* [DATA PROVIDED]
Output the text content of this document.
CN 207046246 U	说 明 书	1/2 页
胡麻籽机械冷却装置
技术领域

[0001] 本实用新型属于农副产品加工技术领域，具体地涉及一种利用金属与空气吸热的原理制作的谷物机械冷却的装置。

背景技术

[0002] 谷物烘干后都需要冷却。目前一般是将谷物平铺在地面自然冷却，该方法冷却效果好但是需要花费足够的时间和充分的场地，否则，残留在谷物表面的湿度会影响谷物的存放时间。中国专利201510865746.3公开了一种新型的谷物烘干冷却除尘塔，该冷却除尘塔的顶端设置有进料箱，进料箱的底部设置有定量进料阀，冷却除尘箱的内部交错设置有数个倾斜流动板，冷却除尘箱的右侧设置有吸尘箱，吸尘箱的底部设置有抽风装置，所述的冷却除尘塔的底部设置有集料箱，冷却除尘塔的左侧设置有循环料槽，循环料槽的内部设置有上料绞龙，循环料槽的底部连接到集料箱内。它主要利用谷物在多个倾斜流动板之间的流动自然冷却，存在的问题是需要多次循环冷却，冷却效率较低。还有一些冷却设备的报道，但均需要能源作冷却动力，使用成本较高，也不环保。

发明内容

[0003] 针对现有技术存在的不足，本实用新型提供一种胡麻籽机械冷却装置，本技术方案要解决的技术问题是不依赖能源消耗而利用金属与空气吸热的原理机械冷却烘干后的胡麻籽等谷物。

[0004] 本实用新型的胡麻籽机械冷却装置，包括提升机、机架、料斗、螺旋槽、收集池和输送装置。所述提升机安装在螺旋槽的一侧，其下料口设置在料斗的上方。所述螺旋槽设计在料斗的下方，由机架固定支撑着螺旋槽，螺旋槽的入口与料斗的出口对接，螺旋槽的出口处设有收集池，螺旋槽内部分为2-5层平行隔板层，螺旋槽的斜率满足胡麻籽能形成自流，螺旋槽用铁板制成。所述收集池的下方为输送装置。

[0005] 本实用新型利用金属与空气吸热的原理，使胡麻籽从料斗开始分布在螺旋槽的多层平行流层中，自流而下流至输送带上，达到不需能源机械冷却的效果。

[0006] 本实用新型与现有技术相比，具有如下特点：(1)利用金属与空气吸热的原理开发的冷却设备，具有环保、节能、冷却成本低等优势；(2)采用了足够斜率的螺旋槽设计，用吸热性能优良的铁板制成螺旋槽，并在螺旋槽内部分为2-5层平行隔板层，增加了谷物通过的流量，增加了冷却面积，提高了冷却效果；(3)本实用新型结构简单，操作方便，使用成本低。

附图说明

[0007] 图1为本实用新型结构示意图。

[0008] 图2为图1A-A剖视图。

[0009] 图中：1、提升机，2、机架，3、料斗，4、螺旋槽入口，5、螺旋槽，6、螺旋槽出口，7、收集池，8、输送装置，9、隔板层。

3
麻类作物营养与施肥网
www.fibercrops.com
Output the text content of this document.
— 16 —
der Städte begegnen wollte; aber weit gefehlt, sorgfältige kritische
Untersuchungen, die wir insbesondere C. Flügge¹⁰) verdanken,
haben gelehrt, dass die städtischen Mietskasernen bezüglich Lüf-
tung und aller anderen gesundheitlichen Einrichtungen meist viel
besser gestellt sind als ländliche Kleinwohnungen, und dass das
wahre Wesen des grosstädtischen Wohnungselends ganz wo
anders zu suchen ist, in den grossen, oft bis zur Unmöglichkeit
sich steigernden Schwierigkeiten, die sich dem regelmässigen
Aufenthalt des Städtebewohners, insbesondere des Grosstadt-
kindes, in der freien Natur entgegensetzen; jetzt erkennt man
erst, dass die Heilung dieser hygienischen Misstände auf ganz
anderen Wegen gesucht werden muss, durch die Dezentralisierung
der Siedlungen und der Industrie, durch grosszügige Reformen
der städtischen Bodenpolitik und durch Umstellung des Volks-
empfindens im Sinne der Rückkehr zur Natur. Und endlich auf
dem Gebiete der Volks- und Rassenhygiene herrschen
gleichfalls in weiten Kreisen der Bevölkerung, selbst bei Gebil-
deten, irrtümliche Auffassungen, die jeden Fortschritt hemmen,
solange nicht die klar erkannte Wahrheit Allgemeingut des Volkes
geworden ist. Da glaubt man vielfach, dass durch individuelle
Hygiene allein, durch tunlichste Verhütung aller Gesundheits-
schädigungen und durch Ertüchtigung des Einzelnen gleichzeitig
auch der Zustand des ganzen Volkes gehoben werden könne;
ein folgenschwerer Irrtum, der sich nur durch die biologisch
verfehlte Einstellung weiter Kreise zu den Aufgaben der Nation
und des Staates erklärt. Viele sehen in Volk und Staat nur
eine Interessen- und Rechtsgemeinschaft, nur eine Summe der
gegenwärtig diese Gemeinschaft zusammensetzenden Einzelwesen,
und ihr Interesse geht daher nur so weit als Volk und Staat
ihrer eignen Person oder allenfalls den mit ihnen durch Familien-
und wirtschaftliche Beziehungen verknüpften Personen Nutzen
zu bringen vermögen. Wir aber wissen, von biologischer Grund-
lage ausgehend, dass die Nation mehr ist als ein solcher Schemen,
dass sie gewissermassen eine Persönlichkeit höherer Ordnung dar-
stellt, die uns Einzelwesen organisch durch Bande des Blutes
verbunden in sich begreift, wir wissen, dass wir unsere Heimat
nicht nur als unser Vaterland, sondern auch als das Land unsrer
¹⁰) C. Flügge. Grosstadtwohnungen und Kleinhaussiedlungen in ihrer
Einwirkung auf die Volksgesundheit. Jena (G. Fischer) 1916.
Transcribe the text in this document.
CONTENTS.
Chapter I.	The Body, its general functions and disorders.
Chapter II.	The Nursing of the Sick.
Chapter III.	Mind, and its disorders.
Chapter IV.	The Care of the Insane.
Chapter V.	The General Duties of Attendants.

* [PROMPT] Report the number of lines of the listing above that hold the string "nicht", with no other text.

* [SOLUTION BELOW] 2